[Data excerpts]
- - -

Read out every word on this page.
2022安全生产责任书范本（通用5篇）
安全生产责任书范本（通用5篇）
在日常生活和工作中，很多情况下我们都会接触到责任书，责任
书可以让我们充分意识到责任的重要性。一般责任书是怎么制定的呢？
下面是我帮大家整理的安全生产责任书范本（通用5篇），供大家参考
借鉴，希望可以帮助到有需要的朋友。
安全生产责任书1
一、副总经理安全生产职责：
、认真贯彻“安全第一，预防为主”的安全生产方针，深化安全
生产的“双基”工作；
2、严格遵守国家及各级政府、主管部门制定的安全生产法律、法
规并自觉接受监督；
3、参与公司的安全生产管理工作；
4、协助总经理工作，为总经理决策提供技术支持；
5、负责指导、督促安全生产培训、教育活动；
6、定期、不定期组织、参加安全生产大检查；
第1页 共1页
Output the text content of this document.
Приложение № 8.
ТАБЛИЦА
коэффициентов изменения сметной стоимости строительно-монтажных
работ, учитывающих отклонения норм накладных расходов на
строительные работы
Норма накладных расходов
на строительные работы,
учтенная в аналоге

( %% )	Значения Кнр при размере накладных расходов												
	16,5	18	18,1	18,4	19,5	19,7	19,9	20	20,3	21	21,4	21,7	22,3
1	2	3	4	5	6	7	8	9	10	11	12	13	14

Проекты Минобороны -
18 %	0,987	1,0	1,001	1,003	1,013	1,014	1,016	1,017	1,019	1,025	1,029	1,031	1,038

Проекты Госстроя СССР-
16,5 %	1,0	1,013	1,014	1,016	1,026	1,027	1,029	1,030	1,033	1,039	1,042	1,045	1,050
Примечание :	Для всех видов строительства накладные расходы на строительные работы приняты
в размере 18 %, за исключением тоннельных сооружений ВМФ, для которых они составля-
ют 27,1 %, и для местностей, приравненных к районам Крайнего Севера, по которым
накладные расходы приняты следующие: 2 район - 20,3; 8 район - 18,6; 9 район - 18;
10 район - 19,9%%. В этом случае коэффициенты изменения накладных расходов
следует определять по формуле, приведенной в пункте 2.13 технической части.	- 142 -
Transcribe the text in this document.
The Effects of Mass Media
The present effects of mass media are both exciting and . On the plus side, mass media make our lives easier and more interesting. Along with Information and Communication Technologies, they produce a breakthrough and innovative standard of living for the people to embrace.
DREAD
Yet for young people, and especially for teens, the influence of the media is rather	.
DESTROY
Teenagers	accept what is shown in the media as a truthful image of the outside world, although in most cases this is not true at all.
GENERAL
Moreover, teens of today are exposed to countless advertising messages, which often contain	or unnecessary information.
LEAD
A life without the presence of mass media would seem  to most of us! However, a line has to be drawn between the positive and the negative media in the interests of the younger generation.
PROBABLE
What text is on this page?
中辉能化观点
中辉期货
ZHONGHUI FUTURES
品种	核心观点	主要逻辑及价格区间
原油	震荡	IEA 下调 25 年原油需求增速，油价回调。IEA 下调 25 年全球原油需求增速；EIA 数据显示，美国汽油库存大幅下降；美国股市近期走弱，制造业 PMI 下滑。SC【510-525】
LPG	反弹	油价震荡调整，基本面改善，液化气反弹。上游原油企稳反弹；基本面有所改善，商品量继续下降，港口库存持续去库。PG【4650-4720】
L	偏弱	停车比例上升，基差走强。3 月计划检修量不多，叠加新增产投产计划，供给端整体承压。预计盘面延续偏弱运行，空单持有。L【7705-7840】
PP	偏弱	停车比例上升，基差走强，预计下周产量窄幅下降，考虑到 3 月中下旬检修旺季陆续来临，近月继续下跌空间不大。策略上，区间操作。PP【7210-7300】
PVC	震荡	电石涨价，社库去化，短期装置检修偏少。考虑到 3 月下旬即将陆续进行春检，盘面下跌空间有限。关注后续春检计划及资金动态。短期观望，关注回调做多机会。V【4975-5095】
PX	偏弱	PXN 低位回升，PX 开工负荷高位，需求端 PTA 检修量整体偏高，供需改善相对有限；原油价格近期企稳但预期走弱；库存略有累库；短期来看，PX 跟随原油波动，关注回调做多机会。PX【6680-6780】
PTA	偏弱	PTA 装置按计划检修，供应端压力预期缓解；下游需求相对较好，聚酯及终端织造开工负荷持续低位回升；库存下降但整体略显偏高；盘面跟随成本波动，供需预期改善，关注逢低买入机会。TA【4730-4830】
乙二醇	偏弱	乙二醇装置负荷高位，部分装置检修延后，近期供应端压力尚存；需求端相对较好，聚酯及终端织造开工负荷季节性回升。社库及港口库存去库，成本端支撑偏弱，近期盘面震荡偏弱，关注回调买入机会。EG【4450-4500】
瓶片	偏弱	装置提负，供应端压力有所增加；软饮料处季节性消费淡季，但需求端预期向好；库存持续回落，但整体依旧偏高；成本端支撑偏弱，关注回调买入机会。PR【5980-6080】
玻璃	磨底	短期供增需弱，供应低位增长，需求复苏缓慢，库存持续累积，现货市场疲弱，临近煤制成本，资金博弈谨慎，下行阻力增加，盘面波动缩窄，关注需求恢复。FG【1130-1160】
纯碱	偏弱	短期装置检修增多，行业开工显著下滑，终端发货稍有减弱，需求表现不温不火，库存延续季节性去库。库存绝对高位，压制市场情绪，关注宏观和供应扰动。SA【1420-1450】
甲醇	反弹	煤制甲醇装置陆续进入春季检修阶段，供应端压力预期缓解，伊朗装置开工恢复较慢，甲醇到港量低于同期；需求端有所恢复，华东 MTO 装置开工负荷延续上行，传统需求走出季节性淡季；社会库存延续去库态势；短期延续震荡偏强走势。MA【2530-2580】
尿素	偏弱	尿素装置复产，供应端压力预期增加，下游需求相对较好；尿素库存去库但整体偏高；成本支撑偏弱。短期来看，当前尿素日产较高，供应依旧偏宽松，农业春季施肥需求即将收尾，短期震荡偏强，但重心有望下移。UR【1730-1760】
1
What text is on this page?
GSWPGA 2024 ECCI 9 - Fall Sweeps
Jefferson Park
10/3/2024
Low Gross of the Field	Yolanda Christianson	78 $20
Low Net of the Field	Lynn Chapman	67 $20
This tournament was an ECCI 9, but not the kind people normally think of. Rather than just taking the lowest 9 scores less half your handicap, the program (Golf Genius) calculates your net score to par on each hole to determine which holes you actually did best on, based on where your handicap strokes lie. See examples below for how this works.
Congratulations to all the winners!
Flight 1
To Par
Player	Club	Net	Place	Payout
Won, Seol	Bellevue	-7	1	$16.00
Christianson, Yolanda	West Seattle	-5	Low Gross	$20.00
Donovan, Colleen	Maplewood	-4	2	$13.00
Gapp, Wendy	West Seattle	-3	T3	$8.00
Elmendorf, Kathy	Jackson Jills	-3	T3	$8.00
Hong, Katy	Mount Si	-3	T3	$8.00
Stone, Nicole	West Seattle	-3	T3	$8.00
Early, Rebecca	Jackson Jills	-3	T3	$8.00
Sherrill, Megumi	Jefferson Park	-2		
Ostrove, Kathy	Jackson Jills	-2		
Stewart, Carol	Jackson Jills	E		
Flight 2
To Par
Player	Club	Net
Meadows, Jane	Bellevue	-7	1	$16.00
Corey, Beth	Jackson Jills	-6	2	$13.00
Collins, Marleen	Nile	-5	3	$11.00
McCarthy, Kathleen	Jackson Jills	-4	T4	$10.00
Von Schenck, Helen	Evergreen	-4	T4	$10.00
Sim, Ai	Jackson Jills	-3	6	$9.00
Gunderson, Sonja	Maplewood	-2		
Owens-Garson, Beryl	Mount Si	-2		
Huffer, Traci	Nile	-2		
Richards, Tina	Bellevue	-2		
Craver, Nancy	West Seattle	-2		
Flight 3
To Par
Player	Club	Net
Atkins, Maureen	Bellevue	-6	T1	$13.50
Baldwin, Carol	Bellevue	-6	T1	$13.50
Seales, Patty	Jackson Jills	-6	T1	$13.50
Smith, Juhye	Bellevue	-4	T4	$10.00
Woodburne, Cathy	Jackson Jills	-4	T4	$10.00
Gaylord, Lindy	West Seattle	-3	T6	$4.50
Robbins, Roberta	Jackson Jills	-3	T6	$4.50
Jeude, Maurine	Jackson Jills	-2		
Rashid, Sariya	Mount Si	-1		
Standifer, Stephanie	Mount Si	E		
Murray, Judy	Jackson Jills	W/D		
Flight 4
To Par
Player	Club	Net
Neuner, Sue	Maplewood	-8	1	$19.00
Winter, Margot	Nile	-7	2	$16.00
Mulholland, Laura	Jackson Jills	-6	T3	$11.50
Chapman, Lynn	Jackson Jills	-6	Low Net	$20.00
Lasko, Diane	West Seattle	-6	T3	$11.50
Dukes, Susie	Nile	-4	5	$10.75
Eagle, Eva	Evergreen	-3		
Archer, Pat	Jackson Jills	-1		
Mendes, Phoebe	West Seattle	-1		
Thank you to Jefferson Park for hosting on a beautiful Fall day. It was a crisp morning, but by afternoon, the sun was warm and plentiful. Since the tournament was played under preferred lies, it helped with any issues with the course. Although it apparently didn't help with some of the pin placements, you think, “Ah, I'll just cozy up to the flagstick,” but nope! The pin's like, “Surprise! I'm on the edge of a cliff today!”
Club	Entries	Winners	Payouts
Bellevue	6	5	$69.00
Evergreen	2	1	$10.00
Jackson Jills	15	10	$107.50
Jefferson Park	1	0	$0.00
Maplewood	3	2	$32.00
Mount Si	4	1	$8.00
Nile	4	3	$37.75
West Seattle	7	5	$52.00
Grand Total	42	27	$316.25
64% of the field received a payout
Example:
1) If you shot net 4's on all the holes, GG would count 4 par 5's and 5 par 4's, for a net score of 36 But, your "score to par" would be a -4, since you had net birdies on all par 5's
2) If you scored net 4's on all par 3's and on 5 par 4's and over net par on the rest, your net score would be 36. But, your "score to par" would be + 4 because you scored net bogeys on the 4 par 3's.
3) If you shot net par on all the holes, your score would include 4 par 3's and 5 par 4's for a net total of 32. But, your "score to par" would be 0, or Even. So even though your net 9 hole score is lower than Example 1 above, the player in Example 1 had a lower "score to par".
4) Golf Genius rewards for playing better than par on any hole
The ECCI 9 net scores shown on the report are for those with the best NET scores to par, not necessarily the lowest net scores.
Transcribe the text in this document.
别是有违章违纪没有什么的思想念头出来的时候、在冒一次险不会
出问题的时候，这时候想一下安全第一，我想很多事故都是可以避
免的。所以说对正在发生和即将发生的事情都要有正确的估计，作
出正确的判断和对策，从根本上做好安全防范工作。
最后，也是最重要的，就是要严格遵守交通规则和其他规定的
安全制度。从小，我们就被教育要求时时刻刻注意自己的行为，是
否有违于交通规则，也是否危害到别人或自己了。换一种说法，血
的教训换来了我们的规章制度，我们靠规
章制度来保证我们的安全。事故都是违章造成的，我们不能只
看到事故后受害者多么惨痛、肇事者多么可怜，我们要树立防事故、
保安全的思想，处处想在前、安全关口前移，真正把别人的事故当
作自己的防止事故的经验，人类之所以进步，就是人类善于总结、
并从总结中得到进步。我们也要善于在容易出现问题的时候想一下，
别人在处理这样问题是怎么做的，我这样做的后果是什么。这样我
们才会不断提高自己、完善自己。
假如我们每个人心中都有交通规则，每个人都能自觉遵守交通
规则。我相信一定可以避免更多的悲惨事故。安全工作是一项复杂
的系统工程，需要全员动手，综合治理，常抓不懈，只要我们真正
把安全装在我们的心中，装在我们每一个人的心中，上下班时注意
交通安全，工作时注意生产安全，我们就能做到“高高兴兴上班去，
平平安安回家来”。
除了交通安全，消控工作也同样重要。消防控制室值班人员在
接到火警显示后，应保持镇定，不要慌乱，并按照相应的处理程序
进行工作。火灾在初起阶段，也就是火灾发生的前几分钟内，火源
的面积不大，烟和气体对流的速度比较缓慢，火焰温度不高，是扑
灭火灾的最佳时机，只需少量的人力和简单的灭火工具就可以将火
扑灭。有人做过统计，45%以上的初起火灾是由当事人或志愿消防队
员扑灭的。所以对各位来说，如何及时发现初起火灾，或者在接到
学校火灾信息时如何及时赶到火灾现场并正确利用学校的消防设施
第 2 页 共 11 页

- - -

[Work to complete]:
Gather, from the listing above, every line carrying the word "расходов".

[Exercise result]:
работ, учитывающих отклонения норм накладных расходов на
Норма накладных расходов
( %% )	Значения Кнр при размере накладных расходов												
10 район - 19,9%%. В этом случае коэффициенты изменения накладных расходов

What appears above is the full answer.